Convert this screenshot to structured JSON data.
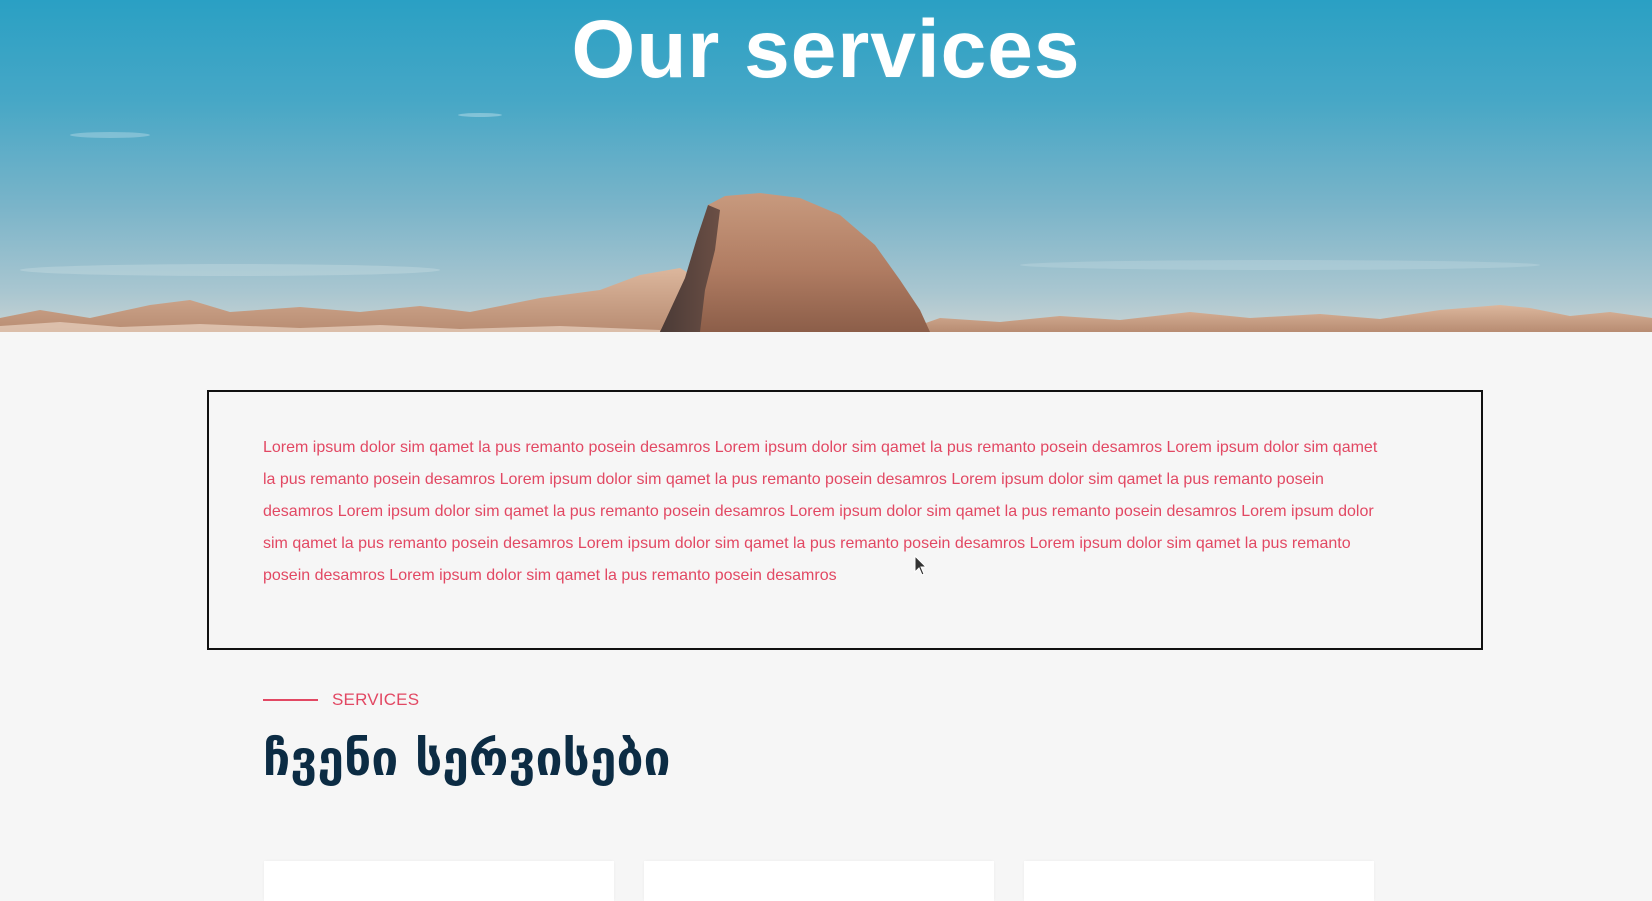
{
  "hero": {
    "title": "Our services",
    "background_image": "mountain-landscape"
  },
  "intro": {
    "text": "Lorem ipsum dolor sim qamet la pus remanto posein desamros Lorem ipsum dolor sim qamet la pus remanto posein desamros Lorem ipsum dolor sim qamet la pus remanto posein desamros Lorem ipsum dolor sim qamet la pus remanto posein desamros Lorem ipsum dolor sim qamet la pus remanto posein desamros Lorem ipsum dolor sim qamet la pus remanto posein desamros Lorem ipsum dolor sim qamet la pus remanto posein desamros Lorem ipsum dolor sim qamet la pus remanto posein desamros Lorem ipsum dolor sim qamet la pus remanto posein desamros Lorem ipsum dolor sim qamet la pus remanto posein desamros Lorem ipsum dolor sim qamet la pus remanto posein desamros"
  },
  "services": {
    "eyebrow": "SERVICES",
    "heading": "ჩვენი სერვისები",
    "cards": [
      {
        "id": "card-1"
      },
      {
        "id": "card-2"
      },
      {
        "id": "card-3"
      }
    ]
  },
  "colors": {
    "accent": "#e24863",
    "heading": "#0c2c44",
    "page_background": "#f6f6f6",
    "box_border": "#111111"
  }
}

....

#### REQUIREMENTS
Apart from the pictures, the entries above are to be repeated in full and exactly.

#### CORRECT OUTPUT
Convert this screenshot to structured JSON data.
{
  "hero": {
    "title": "Our services",
    "background_image": "mountain-landscape"
  },
  "intro": {
    "text": "Lorem ipsum dolor sim qamet la pus remanto posein desamros Lorem ipsum dolor sim qamet la pus remanto posein desamros Lorem ipsum dolor sim qamet la pus remanto posein desamros Lorem ipsum dolor sim qamet la pus remanto posein desamros Lorem ipsum dolor sim qamet la pus remanto posein desamros Lorem ipsum dolor sim qamet la pus remanto posein desamros Lorem ipsum dolor sim qamet la pus remanto posein desamros Lorem ipsum dolor sim qamet la pus remanto posein desamros Lorem ipsum dolor sim qamet la pus remanto posein desamros Lorem ipsum dolor sim qamet la pus remanto posein desamros Lorem ipsum dolor sim qamet la pus remanto posein desamros"
  },
  "services": {
    "eyebrow": "SERVICES",
    "heading": "ჩვენი სერვისები",
    "cards": [
      {
        "id": "card-1"
      },
      {
        "id": "card-2"
      },
      {
        "id": "card-3"
      }
    ]
  },
  "colors": {
    "accent": "#e24863",
    "heading": "#0c2c44",
    "page_background": "#f6f6f6",
    "box_border": "#111111"
  }
}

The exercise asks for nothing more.